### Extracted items
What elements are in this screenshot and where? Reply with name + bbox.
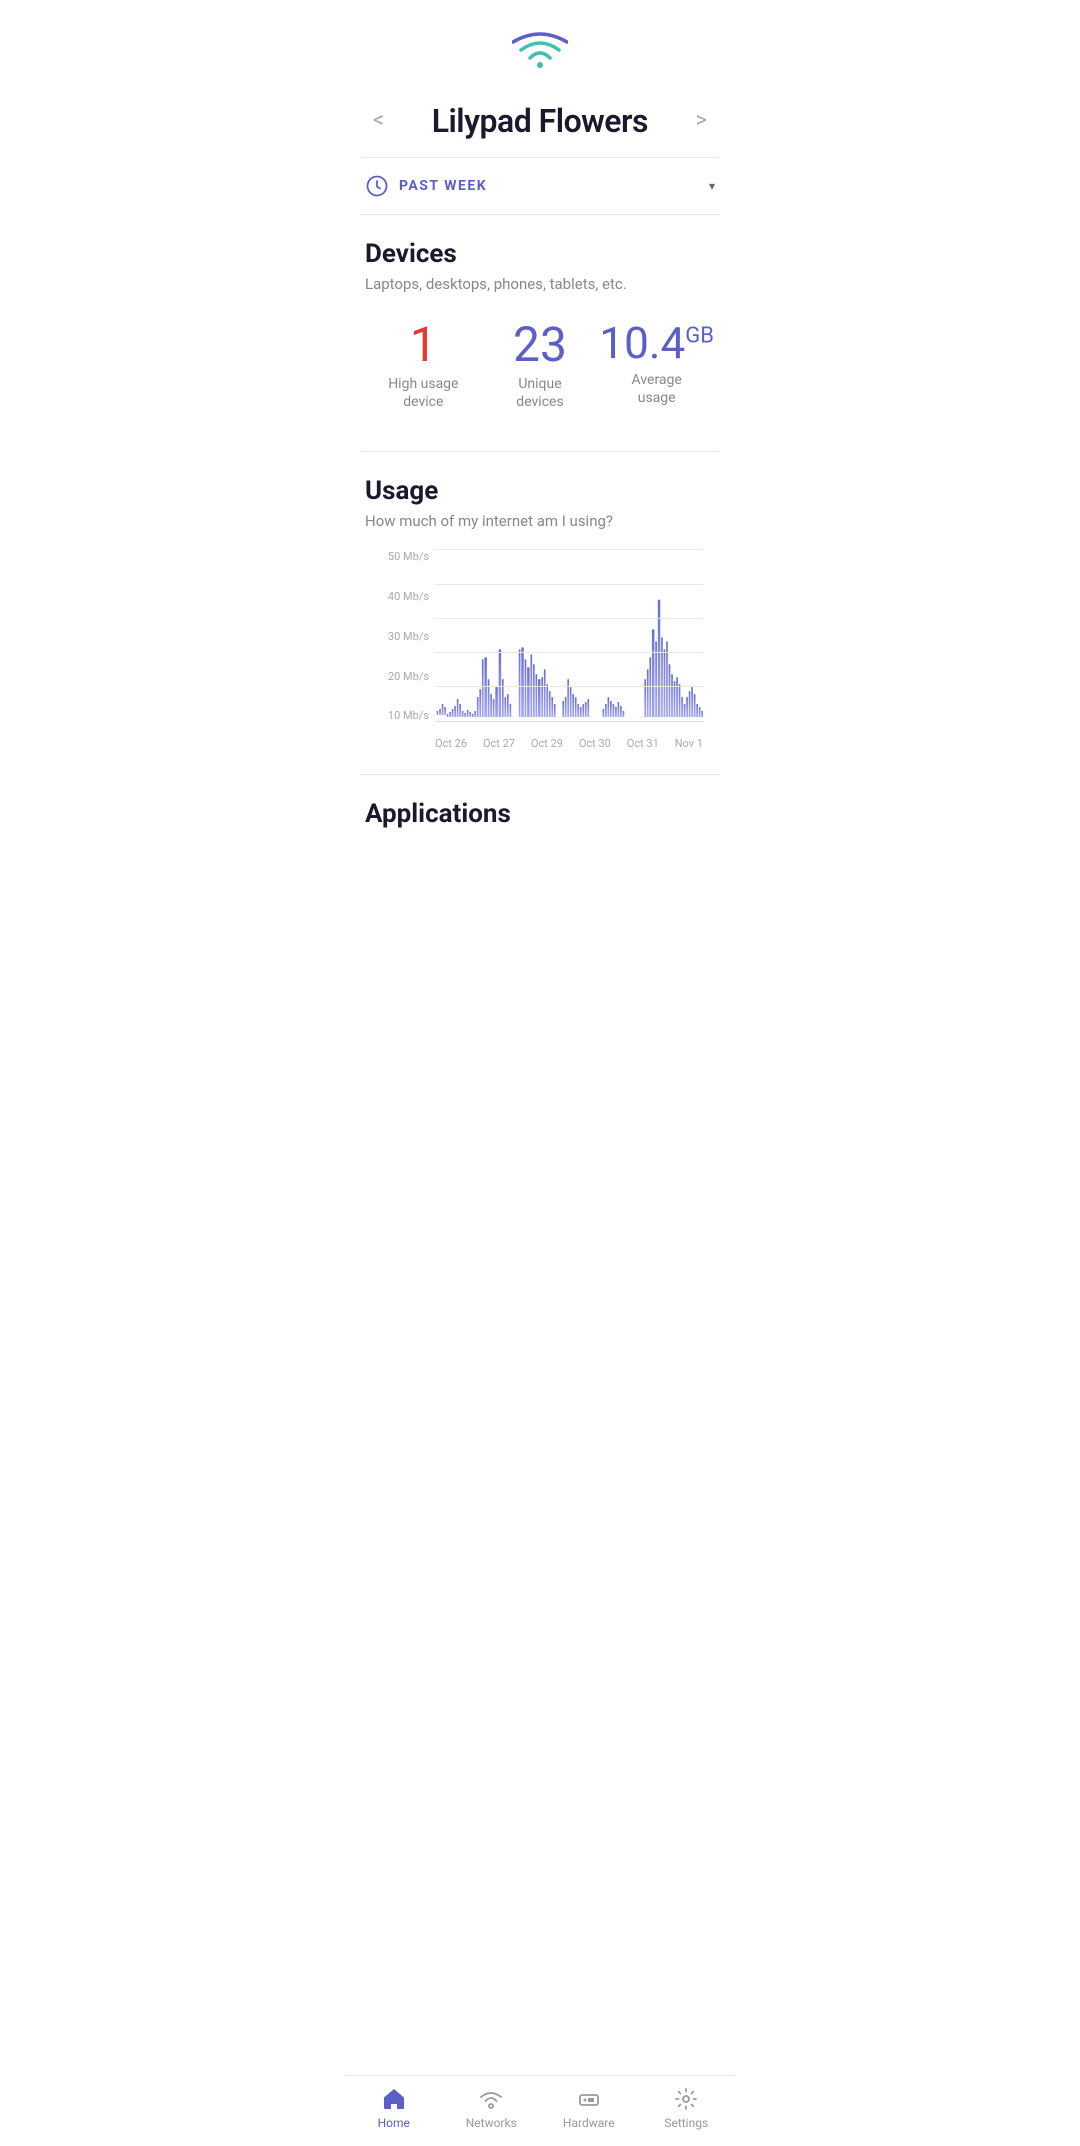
stat-high-usage[interactable]: 1 High usagedevice [365, 321, 482, 411]
usage-title: Usage [365, 476, 715, 506]
chart-y-axis: 10 Mb/s 20 Mb/s 30 Mb/s 40 Mb/s 50 Mb/s [377, 550, 429, 722]
page-title: Lilypad Flowers [432, 102, 648, 140]
y-label-40: 40 Mb/s [377, 590, 429, 603]
nav-home[interactable]: Home [345, 2086, 443, 2130]
stat-unique-devices[interactable]: 23 Uniquedevices [482, 321, 599, 411]
usage-subtitle: How much of my internet am I using? [365, 512, 715, 530]
hardware-icon [576, 2086, 602, 2112]
nav-settings[interactable]: Settings [638, 2086, 736, 2130]
y-label-30: 30 Mb/s [377, 630, 429, 643]
nav-networks-label: Networks [466, 2116, 517, 2130]
networks-icon [478, 2086, 504, 2112]
y-label-50: 50 Mb/s [377, 550, 429, 563]
time-filter-label: PAST WEEK [399, 178, 487, 194]
x-label-oct29: Oct 29 [531, 737, 563, 750]
applications-section: Applications [345, 775, 735, 909]
usage-section: Usage How much of my internet am I using… [345, 452, 735, 774]
stat-high-usage-value: 1 [410, 321, 437, 369]
grid-line-50 [435, 549, 703, 550]
chart-x-axis: Oct 26 Oct 27 Oct 29 Oct 30 Oct 31 Nov 1 [435, 726, 703, 750]
time-filter-dropdown-icon[interactable]: ▾ [709, 179, 715, 193]
grid-line-20 [435, 652, 703, 653]
time-filter-left: PAST WEEK [365, 174, 487, 198]
stat-avg-usage-value: 10.4GB [599, 321, 714, 365]
y-label-20: 20 Mb/s [377, 670, 429, 683]
x-label-oct31: Oct 31 [627, 737, 659, 750]
stat-unique-devices-value: 23 [513, 321, 567, 369]
chart-area [435, 550, 703, 722]
settings-icon [673, 2086, 699, 2112]
page-header: < Lilypad Flowers > [345, 92, 735, 157]
home-icon [381, 2086, 407, 2112]
x-label-nov1: Nov 1 [675, 737, 703, 750]
x-label-oct26: Oct 26 [435, 737, 467, 750]
nav-hardware-label: Hardware [563, 2116, 615, 2130]
prev-button[interactable]: < [365, 100, 392, 141]
chart-svg [435, 550, 703, 721]
y-label-10: 10 Mb/s [377, 709, 429, 722]
x-label-oct30: Oct 30 [579, 737, 611, 750]
next-button[interactable]: > [687, 100, 715, 141]
stat-unique-devices-label: Uniquedevices [516, 375, 563, 411]
wifi-logo [345, 0, 735, 92]
time-filter-row[interactable]: PAST WEEK ▾ [345, 158, 735, 214]
usage-chart: 10 Mb/s 20 Mb/s 30 Mb/s 40 Mb/s 50 Mb/s [377, 550, 703, 750]
grid-line-40 [435, 584, 703, 585]
nav-networks[interactable]: Networks [443, 2086, 541, 2130]
bottom-navigation: Home Networks Hardware Settings [345, 2075, 735, 2146]
applications-title: Applications [365, 799, 715, 829]
stat-avg-usage-label: Averageusage [632, 371, 682, 407]
stat-high-usage-label: High usagedevice [388, 375, 458, 411]
clock-icon [365, 174, 389, 198]
devices-stats-row: 1 High usagedevice 23 Uniquedevices 10.4… [365, 313, 715, 435]
devices-subtitle: Laptops, desktops, phones, tablets, etc. [365, 275, 715, 293]
nav-settings-label: Settings [664, 2116, 708, 2130]
grid-line-30 [435, 618, 703, 619]
devices-section: Devices Laptops, desktops, phones, table… [345, 215, 735, 451]
x-label-oct27: Oct 27 [483, 737, 515, 750]
nav-hardware[interactable]: Hardware [540, 2086, 638, 2130]
nav-home-label: Home [378, 2116, 410, 2130]
stat-avg-usage[interactable]: 10.4GB Averageusage [598, 321, 715, 407]
devices-title: Devices [365, 239, 715, 269]
grid-line-10 [435, 686, 703, 687]
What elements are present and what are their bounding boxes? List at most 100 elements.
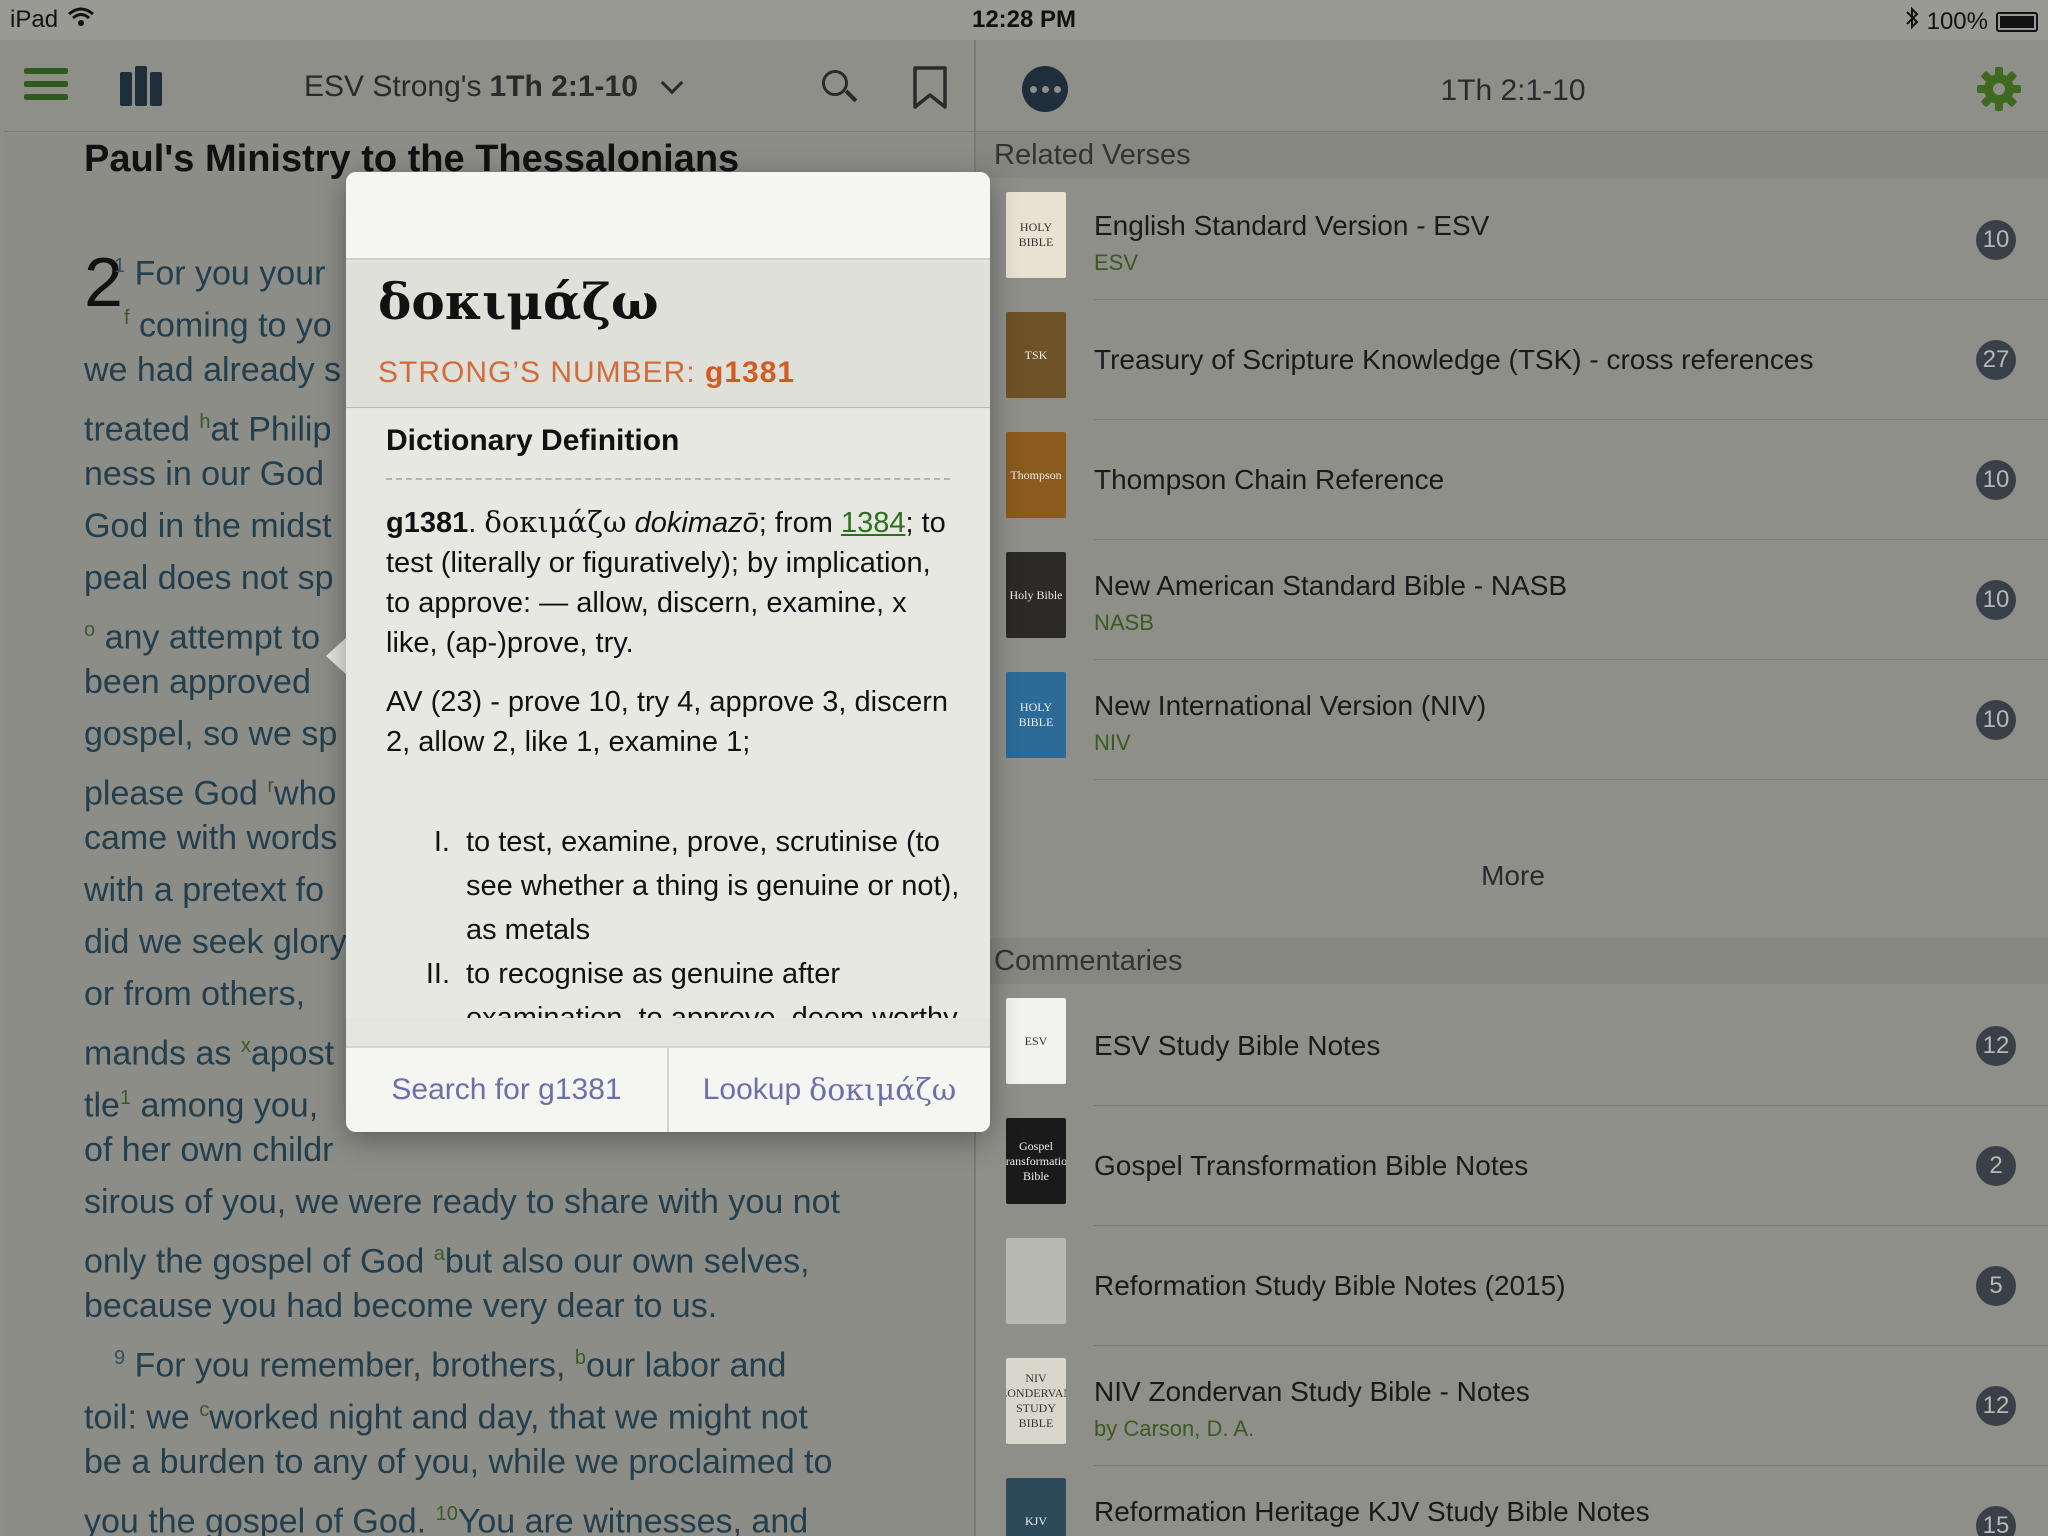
verse-text[interactable]: For you remember, brothers,: [135, 1346, 575, 1384]
verse-text[interactable]: because you had become very dear to us.: [84, 1287, 717, 1325]
related-verses-header: Related Verses: [976, 132, 2048, 178]
verse-text[interactable]: we had already s: [84, 351, 341, 389]
verse-text[interactable]: toil: we: [84, 1398, 199, 1436]
verse-text[interactable]: You are witnesses, and: [458, 1502, 808, 1536]
resource-subtitle: by Carson, D. A.: [1094, 1416, 1255, 1441]
verse-text[interactable]: gospel, so we sp: [84, 715, 337, 753]
strongs-label: STRONG’S NUMBER:: [378, 356, 696, 389]
resource-title: Thompson Chain Reference: [1094, 464, 1445, 495]
more-link[interactable]: More: [976, 860, 2048, 892]
resource-row[interactable]: HOLY BIBLE New International Version (NIV…: [976, 660, 2048, 780]
bluetooth-icon: [1905, 6, 1919, 37]
outline-item: I. to test, examine, prove, scrutinise (t…: [386, 820, 960, 952]
bookmark-icon[interactable]: [912, 66, 948, 110]
version-reference-selector[interactable]: ESV Strong's 1Th 2:1-10: [304, 70, 684, 104]
search-strongs-button[interactable]: Search for g1381: [346, 1048, 667, 1132]
resource-row[interactable]: HOLY BIBLE English Standard Version - ESV…: [976, 180, 2048, 300]
verse-text[interactable]: our labor and: [586, 1346, 786, 1384]
footnote-marker[interactable]: x: [241, 1035, 251, 1057]
outline-number: II.: [425, 958, 450, 990]
verse-text[interactable]: peal does not sp: [84, 559, 334, 597]
verse-text[interactable]: treated: [84, 410, 199, 448]
verse-line[interactable]: toil: we cworked night and day, that we …: [84, 1384, 964, 1436]
row-divider: [1094, 779, 2048, 780]
bible-version: ESV Strong's: [304, 70, 482, 103]
resource-title: English Standard Version - ESV: [1094, 210, 1490, 241]
clock: 12:28 PM: [971, 6, 1077, 33]
footnote-marker[interactable]: 1: [120, 1087, 131, 1109]
verse-text[interactable]: apost: [251, 1034, 334, 1072]
verse-text[interactable]: tle: [84, 1086, 120, 1124]
menu-icon[interactable]: [24, 68, 68, 104]
resource-row[interactable]: ESV ESV Study Bible Notes 12: [976, 986, 2048, 1106]
verse-text[interactable]: of her own childr: [84, 1131, 333, 1169]
resource-row[interactable]: KJV Reformation Heritage KJV Study Bible …: [976, 1466, 2048, 1536]
gear-icon[interactable]: [1976, 66, 2022, 112]
outline-text: to test, examine, prove, scrutinise (to …: [466, 826, 960, 946]
verse-text[interactable]: did we seek glory: [84, 923, 347, 961]
verse-line[interactable]: sirous of you, we were ready to share wi…: [84, 1176, 964, 1228]
footnote-marker[interactable]: b: [575, 1347, 586, 1369]
verse-text[interactable]: God in the midst: [84, 507, 332, 545]
resource-row[interactable]: Reformation Study Bible Notes (2015) 5: [976, 1226, 2048, 1346]
footnote-marker[interactable]: a: [434, 1243, 445, 1265]
resource-title: ESV Study Bible Notes: [1094, 1030, 1381, 1061]
verse-text[interactable]: mands as: [84, 1034, 241, 1072]
chevron-down-icon: [660, 71, 684, 95]
book-cover-icon: HOLY BIBLE: [1006, 192, 1066, 278]
verse-line[interactable]: you the gospel of God. 10You are witness…: [84, 1488, 964, 1536]
definition-link[interactable]: 1384: [841, 507, 906, 539]
book-cover-icon: Thompson: [1006, 432, 1066, 518]
footnote-marker[interactable]: h: [199, 411, 210, 433]
definition-from: ; from: [758, 507, 841, 539]
verse-text[interactable]: sirous of you, we were ready to share wi…: [84, 1183, 840, 1221]
verse-text[interactable]: or from others,: [84, 975, 305, 1013]
verse-text[interactable]: who: [274, 774, 336, 812]
verse-marker: 9: [114, 1347, 126, 1369]
bible-reference: 1Th 2:1-10: [489, 70, 638, 103]
verse-line[interactable]: because you had become very dear to us.: [84, 1280, 964, 1332]
verse-line[interactable]: be a burden to any of you, while we proc…: [84, 1436, 964, 1488]
resource-row[interactable]: TSK Treasury of Scripture Knowledge (TSK)…: [976, 300, 2048, 420]
verse-text[interactable]: any attempt to: [105, 618, 320, 656]
library-icon[interactable]: [120, 66, 164, 106]
verse-text[interactable]: please God: [84, 774, 267, 812]
commentaries-header: Commentaries: [976, 938, 2048, 984]
footnote-marker[interactable]: 10: [436, 1503, 458, 1525]
verse-text[interactable]: ness in our God: [84, 455, 324, 493]
resource-subtitle: NIV: [1094, 730, 1131, 755]
footnote-marker[interactable]: c: [199, 1399, 209, 1421]
verse-text[interactable]: but also our own selves,: [445, 1242, 810, 1280]
book-cover-icon: HOLY BIBLE: [1006, 672, 1066, 758]
verse-text[interactable]: you the gospel of God.: [84, 1502, 436, 1536]
resource-row[interactable]: NIV ZONDERVAN STUDY BIBLE NIV Zondervan S…: [976, 1346, 2048, 1466]
verse-text[interactable]: worked night and day, that we might not: [209, 1398, 808, 1436]
verse-text[interactable]: be a burden to any of you, while we proc…: [84, 1443, 832, 1481]
resource-title: NIV Zondervan Study Bible - Notes: [1094, 1376, 1530, 1407]
resource-title: Treasury of Scripture Knowledge (TSK) - …: [1094, 344, 1814, 375]
verse-text[interactable]: with a pretext fo: [84, 871, 324, 909]
resource-row[interactable]: Holy Bible New American Standard Bible - …: [976, 540, 2048, 660]
verse-text[interactable]: among you,: [131, 1086, 318, 1124]
lookup-word-button[interactable]: Lookup δοκιμάζω: [667, 1048, 990, 1132]
search-icon[interactable]: [822, 70, 858, 106]
resource-row[interactable]: Gospel Transformation Bible Gospel Transf…: [976, 1106, 2048, 1226]
definition-text: g1381. δοκιμάζω dokimazō; from 1384; to …: [386, 505, 946, 659]
verse-line[interactable]: only the gospel of God abut also our own…: [84, 1228, 964, 1280]
verse-text[interactable]: came with words: [84, 819, 337, 857]
count-badge: 27: [1976, 340, 2016, 380]
verse-line[interactable]: 9 For you remember, brothers, bour labor…: [84, 1332, 964, 1384]
popover-actions: Search for g1381 Lookup δοκιμάζω: [346, 1046, 990, 1132]
dictionary-heading: Dictionary Definition: [386, 424, 680, 457]
verse-text[interactable]: only the gospel of God: [84, 1242, 434, 1280]
verse-text[interactable]: For you your: [135, 254, 326, 292]
book-cover-icon: TSK: [1006, 312, 1066, 398]
verse-text[interactable]: coming to yo: [139, 306, 332, 344]
verse-text[interactable]: at Philip: [210, 410, 331, 448]
definition-greek: δοκιμάζω: [484, 505, 627, 539]
resource-row[interactable]: Thompson Thompson Chain Reference 10: [976, 420, 2048, 540]
status-bar: iPad 12:28 PM 100%: [0, 0, 2048, 40]
verse-text[interactable]: been approved: [84, 663, 311, 701]
popover-body[interactable]: Dictionary Definition g1381. δοκιμάζω do…: [346, 410, 990, 1018]
more-row[interactable]: More: [976, 820, 2048, 938]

### Requirement
From the items above, extract every line that contains the string "scrutinise".

### Task solution
outline-item: I. to test, examine, prove, scrutinise (t…: [386, 820, 960, 952]
outline-text: to test, examine, prove, scrutinise (to …: [466, 826, 960, 946]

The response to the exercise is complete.